(Task directions) Print the data exactly as it is given, please.

(Dataset items)

§

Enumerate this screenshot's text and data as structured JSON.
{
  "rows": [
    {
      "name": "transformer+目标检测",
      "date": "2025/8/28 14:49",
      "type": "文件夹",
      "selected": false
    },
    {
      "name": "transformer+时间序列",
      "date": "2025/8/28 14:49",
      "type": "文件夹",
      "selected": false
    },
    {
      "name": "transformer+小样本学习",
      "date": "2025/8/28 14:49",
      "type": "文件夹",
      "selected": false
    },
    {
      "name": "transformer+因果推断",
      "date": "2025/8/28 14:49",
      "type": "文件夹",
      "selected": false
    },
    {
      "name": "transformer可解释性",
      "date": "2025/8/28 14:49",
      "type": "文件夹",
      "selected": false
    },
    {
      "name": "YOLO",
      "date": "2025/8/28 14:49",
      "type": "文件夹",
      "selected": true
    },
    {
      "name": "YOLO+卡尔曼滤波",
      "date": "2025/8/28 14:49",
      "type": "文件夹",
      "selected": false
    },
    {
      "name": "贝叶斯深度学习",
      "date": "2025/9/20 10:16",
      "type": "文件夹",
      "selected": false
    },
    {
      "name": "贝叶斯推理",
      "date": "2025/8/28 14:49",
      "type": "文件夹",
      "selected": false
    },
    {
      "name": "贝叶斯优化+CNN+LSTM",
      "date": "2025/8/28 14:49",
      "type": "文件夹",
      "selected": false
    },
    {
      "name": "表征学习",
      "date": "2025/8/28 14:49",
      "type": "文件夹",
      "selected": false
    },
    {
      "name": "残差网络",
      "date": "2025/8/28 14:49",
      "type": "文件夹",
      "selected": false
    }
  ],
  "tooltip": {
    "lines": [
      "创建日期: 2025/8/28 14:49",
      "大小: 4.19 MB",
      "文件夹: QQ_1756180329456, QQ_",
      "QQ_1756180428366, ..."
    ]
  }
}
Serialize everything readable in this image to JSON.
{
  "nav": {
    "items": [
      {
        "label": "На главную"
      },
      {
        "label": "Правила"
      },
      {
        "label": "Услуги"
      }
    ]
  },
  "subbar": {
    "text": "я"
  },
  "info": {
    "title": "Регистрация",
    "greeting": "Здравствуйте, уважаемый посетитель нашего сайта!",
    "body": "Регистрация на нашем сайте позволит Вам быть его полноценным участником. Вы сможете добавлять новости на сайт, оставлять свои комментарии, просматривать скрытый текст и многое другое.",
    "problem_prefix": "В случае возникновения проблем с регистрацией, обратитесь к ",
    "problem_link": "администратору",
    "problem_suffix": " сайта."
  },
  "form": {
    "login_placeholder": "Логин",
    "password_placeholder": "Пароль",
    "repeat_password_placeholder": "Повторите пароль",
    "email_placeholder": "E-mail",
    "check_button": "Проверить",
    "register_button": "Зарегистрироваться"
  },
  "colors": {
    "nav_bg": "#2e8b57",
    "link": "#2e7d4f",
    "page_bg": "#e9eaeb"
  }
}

§

(Answer below)
Enumerate this screenshot's text and data as structured JSON.
{
  "rows": [
    {
      "name": "transformer+目标检测",
      "date": "2025/8/28 14:49",
      "type": "文件夹",
      "selected": false
    },
    {
      "name": "transformer+时间序列",
      "date": "2025/8/28 14:49",
      "type": "文件夹",
      "selected": false
    },
    {
      "name": "transformer+小样本学习",
      "date": "2025/8/28 14:49",
      "type": "文件夹",
      "selected": false
    },
    {
      "name": "transformer+因果推断",
      "date": "2025/8/28 14:49",
      "type": "文件夹",
      "selected": false
    },
    {
      "name": "transformer可解释性",
      "date": "2025/8/28 14:49",
      "type": "文件夹",
      "selected": false
    },
    {
      "name": "YOLO",
      "date": "2025/8/28 14:49",
      "type": "文件夹",
      "selected": true
    },
    {
      "name": "YOLO+卡尔曼滤波",
      "date": "2025/8/28 14:49",
      "type": "文件夹",
      "selected": false
    },
    {
      "name": "贝叶斯深度学习",
      "date": "2025/9/20 10:16",
      "type": "文件夹",
      "selected": false
    },
    {
      "name": "贝叶斯推理",
      "date": "2025/8/28 14:49",
      "type": "文件夹",
      "selected": false
    },
    {
      "name": "贝叶斯优化+CNN+LSTM",
      "date": "2025/8/28 14:49",
      "type": "文件夹",
      "selected": false
    },
    {
      "name": "表征学习",
      "date": "2025/8/28 14:49",
      "type": "文件夹",
      "selected": false
    },
    {
      "name": "残差网络",
      "date": "2025/8/28 14:49",
      "type": "文件夹",
      "selected": false
    }
  ],
  "tooltip": {
    "lines": [
      "创建日期: 2025/8/28 14:49",
      "大小: 4.19 MB",
      "文件夹: QQ_1756180329456, QQ_",
      "QQ_1756180428366, ..."
    ]
  }
}
Serialize everything readable in this image to JSON.
{
  "nav": {
    "items": [
      {
        "label": "На главную"
      },
      {
        "label": "Правила"
      },
      {
        "label": "Услуги"
      }
    ]
  },
  "subbar": {
    "text": "я"
  },
  "info": {
    "title": "Регистрация",
    "greeting": "Здравствуйте, уважаемый посетитель нашего сайта!",
    "body": "Регистрация на нашем сайте позволит Вам быть его полноценным участником. Вы сможете добавлять новости на сайт, оставлять свои комментарии, просматривать скрытый текст и многое другое.",
    "problem_prefix": "В случае возникновения проблем с регистрацией, обратитесь к ",
    "problem_link": "администратору",
    "problem_suffix": " сайта."
  },
  "form": {
    "login_placeholder": "Логин",
    "password_placeholder": "Пароль",
    "repeat_password_placeholder": "Повторите пароль",
    "email_placeholder": "E-mail",
    "check_button": "Проверить",
    "register_button": "Зарегистрироваться"
  },
  "colors": {
    "nav_bg": "#2e8b57",
    "link": "#2e7d4f",
    "page_bg": "#e9eaeb"
  }
}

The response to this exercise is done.